• **To do**:
Your task is to gather the lines below that hold the string "различным".

(Raw records)
>>>>

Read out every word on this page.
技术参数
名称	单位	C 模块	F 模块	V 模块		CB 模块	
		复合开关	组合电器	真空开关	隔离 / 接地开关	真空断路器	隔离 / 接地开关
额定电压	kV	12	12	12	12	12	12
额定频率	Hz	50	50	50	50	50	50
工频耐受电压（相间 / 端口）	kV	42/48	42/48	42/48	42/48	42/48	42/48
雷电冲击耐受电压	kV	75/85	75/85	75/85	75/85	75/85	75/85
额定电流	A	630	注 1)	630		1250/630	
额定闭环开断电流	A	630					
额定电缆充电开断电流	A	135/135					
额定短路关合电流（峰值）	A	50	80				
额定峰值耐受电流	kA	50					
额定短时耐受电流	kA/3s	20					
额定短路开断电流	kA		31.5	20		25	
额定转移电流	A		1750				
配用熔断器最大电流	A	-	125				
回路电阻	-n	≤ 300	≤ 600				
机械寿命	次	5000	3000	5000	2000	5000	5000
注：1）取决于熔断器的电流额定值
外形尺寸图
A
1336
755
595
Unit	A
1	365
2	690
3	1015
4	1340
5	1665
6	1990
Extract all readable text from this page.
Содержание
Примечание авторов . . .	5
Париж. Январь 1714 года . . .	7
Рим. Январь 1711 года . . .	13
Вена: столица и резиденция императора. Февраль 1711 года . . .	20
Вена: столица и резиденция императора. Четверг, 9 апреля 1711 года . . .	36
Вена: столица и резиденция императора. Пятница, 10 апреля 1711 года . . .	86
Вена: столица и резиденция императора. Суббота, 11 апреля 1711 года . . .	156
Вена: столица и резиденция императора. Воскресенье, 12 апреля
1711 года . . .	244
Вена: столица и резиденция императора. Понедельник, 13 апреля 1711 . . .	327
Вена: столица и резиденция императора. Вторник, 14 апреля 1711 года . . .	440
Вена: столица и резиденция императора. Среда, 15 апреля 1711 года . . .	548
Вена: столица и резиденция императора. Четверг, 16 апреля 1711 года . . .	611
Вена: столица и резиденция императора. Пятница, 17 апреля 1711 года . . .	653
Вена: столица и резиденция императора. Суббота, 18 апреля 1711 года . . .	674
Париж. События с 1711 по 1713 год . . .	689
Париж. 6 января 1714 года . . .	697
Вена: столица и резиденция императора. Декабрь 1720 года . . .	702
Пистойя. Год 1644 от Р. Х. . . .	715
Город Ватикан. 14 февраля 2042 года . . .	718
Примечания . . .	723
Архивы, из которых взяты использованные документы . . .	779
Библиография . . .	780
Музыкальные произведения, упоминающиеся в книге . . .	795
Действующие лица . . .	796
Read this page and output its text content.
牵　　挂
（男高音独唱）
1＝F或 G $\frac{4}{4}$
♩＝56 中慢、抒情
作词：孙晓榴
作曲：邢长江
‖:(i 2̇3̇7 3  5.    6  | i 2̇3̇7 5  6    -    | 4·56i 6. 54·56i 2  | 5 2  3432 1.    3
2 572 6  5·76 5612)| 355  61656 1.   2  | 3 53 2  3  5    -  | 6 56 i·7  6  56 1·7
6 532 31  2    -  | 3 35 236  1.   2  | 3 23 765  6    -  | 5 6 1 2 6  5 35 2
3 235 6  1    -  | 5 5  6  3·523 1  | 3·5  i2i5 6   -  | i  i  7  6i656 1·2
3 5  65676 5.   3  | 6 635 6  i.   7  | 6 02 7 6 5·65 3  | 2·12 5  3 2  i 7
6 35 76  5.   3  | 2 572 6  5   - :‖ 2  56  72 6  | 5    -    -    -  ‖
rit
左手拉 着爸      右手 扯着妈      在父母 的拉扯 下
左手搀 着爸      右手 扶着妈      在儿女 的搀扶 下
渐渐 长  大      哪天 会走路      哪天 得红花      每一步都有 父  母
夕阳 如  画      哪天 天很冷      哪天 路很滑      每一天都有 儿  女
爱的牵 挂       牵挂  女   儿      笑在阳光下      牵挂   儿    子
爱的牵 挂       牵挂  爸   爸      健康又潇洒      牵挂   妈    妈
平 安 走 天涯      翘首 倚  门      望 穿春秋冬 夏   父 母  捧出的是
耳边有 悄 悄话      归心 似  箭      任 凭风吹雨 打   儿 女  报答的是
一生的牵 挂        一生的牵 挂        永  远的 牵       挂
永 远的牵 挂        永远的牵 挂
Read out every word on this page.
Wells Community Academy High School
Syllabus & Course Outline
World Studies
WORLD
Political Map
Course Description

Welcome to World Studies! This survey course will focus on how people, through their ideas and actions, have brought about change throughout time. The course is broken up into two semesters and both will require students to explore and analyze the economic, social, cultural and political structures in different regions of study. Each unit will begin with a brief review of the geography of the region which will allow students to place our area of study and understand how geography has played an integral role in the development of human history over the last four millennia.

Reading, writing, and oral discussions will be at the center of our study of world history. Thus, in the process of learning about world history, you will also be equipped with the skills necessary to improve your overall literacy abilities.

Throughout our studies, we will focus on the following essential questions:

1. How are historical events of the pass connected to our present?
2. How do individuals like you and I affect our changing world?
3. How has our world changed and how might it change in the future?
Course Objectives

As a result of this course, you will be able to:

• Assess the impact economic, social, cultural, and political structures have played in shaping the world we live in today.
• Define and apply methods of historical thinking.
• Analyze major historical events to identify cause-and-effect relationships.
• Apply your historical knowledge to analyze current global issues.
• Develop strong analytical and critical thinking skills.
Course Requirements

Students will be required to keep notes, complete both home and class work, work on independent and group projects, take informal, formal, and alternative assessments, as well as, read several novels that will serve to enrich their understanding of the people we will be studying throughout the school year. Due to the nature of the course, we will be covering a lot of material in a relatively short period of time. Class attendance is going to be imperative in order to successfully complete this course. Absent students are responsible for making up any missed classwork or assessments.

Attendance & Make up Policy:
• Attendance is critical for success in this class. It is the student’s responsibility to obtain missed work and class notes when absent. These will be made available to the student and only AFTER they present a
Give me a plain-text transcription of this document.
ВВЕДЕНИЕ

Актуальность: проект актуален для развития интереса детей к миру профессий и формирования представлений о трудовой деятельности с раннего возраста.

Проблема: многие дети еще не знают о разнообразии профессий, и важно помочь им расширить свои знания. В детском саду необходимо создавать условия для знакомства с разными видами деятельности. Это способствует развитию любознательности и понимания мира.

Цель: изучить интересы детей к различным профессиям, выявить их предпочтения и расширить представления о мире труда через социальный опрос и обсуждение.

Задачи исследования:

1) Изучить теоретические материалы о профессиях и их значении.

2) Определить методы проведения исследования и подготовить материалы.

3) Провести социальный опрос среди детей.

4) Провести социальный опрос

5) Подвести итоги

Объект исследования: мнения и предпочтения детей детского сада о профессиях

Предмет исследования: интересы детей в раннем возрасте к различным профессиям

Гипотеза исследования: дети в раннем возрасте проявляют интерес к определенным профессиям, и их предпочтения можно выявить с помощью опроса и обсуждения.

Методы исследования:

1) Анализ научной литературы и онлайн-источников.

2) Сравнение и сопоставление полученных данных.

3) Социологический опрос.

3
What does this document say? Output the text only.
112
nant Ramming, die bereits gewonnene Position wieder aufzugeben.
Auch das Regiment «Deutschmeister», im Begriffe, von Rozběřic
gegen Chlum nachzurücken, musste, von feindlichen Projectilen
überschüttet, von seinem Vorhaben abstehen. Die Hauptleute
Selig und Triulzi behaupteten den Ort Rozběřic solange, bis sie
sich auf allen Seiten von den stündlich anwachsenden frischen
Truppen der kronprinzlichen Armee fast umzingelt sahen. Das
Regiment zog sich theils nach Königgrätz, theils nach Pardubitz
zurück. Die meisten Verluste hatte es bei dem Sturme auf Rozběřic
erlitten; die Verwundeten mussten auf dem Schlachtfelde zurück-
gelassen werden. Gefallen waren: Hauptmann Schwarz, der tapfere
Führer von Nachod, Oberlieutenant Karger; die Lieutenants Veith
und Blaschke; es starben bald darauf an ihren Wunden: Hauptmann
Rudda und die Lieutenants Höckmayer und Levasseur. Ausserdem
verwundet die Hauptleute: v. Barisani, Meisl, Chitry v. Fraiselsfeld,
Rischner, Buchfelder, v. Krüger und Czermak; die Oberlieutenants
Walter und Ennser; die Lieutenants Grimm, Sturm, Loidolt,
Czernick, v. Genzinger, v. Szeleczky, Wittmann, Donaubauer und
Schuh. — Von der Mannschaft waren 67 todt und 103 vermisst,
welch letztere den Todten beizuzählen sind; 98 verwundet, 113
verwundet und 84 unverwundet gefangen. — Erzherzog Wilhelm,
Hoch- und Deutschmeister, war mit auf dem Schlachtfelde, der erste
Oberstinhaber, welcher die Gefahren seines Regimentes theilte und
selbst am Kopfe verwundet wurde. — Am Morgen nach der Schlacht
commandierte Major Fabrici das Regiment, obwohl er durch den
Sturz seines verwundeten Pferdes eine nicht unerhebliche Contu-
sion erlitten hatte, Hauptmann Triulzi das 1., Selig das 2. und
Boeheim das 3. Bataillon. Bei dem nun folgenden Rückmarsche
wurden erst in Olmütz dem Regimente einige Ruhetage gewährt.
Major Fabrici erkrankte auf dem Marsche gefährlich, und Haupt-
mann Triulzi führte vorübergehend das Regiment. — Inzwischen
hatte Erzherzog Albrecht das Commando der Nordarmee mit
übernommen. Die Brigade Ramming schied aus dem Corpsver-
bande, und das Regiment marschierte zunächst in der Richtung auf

<<<<

• **Exercise solution**:
Цель: изучить интересы детей к различным профессиям, выявить их предпочтения и расширить представления о мире труда через социальный опрос и обсуждение.
Предмет исследования: интересы детей в раннем возрасте к различным профессиям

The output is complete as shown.